* REQUIREMENT *
List every line of the items below that contains the string "formed". Case counts.
-- start THE INPUT --
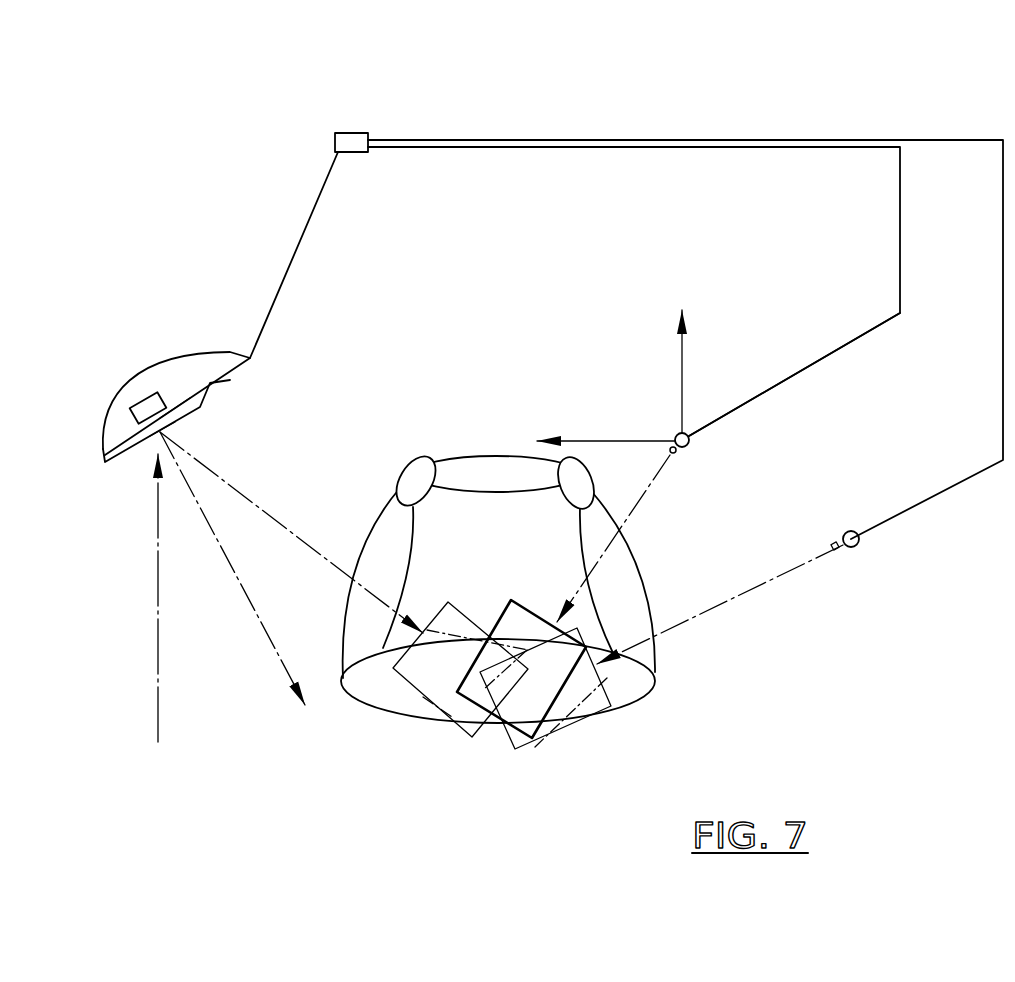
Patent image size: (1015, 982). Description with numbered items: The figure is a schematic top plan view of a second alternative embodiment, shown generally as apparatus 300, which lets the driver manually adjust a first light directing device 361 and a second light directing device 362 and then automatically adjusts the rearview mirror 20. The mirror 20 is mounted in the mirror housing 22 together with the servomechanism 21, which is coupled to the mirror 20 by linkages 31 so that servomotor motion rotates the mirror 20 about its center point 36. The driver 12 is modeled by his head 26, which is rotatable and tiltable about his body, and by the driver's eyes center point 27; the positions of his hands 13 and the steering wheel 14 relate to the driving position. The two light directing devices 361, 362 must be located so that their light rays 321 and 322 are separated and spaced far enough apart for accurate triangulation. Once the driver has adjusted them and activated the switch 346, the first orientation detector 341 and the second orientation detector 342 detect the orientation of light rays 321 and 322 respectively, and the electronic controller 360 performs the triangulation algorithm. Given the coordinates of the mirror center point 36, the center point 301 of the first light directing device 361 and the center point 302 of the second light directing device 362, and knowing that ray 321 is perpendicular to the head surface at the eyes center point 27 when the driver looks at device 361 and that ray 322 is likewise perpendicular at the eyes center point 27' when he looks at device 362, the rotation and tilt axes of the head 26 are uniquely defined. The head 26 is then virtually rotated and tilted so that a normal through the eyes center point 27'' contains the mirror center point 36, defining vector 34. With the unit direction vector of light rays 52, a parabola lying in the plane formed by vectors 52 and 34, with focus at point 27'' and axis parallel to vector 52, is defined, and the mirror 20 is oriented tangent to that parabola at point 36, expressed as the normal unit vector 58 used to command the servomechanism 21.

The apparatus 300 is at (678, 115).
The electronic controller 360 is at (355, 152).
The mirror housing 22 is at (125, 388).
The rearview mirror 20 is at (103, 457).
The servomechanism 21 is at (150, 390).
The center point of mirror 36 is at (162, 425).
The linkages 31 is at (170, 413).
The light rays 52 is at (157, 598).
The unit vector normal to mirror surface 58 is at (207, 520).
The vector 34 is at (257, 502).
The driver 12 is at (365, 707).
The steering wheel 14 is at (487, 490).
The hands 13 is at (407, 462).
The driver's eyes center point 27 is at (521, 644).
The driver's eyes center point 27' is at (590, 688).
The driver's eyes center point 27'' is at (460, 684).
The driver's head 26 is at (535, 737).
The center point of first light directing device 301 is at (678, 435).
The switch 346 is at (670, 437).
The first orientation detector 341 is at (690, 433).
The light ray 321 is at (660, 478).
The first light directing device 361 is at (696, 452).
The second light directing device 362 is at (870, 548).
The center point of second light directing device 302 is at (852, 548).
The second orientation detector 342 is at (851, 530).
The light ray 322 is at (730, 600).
-- end THE INPUT --
* COMPLETED TASK *
Patent image size: (1015, 982). Description with numbered items: The figure is a schematic top plan view of a second alternative embodiment, shown generally as apparatus 300, which lets the driver manually adjust a first light directing device 361 and a second light directing device 362 and then automatically adjusts the rearview mirror 20. The mirror 20 is mounted in the mirror housing 22 together with the servomechanism 21, which is coupled to the mirror 20 by linkages 31 so that servomotor motion rotates the mirror 20 about its center point 36. The driver 12 is modeled by his head 26, which is rotatable and tiltable about his body, and by the driver's eyes center point 27; the positions of his hands 13 and the steering wheel 14 relate to the driving position. The two light directing devices 361, 362 must be located so that their light rays 321 and 322 are separated and spaced far enough apart for accurate triangulation. Once the driver has adjusted them and activated the switch 346, the first orientation detector 341 and the second orientation detector 342 detect the orientation of light rays 321 and 322 respectively, and the electronic controller 360 performs the triangulation algorithm. Given the coordinates of the mirror center point 36, the center point 301 of the first light directing device 361 and the center point 302 of the second light directing device 362, and knowing that ray 321 is perpendicular to the head surface at the eyes center point 27 when the driver looks at device 361 and that ray 322 is likewise perpendicular at the eyes center point 27' when he looks at device 362, the rotation and tilt axes of the head 26 are uniquely defined. The head 26 is then virtually rotated and tilted so that a normal through the eyes center point 27'' contains the mirror center point 36, defining vector 34. With the unit direction vector of light rays 52, a parabola lying in the plane formed by vectors 52 and 34, with focus at point 27'' and axis parallel to vector 52, is defined, and the mirror 20 is oriented tangent to that parabola at point 36, expressed as the normal unit vector 58 used to command the servomechanism 21.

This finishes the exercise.